**INSTRUCTIONS TO FOLLOW**
Could you transcribe the material below exactly, without leaving out a single line?

>> Begin SUPPLIED MATERIAL

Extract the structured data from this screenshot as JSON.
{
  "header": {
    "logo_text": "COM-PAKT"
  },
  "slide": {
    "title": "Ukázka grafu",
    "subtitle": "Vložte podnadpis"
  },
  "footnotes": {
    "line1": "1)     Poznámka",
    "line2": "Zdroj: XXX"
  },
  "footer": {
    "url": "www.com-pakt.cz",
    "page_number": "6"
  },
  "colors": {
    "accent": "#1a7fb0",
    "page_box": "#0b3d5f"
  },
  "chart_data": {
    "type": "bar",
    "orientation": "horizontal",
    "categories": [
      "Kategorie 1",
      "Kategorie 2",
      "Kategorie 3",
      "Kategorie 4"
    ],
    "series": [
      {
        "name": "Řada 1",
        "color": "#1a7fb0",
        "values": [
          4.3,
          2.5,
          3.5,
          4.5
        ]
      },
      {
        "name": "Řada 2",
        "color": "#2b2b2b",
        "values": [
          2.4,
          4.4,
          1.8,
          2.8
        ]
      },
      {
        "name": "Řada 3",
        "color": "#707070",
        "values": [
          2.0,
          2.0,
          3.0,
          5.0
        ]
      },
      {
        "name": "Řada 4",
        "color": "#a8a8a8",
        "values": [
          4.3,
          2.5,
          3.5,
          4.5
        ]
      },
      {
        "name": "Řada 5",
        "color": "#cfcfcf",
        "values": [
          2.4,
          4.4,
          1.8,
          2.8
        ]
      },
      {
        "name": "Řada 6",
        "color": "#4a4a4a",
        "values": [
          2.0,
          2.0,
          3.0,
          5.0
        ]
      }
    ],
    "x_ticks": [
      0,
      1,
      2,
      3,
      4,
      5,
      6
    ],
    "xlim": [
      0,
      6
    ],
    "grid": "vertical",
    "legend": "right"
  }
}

>> End SUPPLIED MATERIAL

**REPLY**
Extract the structured data from this screenshot as JSON.
{
  "header": {
    "logo_text": "COM-PAKT"
  },
  "slide": {
    "title": "Ukázka grafu",
    "subtitle": "Vložte podnadpis"
  },
  "footnotes": {
    "line1": "1)     Poznámka",
    "line2": "Zdroj: XXX"
  },
  "footer": {
    "url": "www.com-pakt.cz",
    "page_number": "6"
  },
  "colors": {
    "accent": "#1a7fb0",
    "page_box": "#0b3d5f"
  },
  "chart_data": {
    "type": "bar",
    "orientation": "horizontal",
    "categories": [
      "Kategorie 1",
      "Kategorie 2",
      "Kategorie 3",
      "Kategorie 4"
    ],
    "series": [
      {
        "name": "Řada 1",
        "color": "#1a7fb0",
        "values": [
          4.3,
          2.5,
          3.5,
          4.5
        ]
      },
      {
        "name": "Řada 2",
        "color": "#2b2b2b",
        "values": [
          2.4,
          4.4,
          1.8,
          2.8
        ]
      },
      {
        "name": "Řada 3",
        "color": "#707070",
        "values": [
          2.0,
          2.0,
          3.0,
          5.0
        ]
      },
      {
        "name": "Řada 4",
        "color": "#a8a8a8",
        "values": [
          4.3,
          2.5,
          3.5,
          4.5
        ]
      },
      {
        "name": "Řada 5",
        "color": "#cfcfcf",
        "values": [
          2.4,
          4.4,
          1.8,
          2.8
        ]
      },
      {
        "name": "Řada 6",
        "color": "#4a4a4a",
        "values": [
          2.0,
          2.0,
          3.0,
          5.0
        ]
      }
    ],
    "x_ticks": [
      0,
      1,
      2,
      3,
      4,
      5,
      6
    ],
    "xlim": [
      0,
      6
    ],
    "grid": "vertical",
    "legend": "right"
  }
}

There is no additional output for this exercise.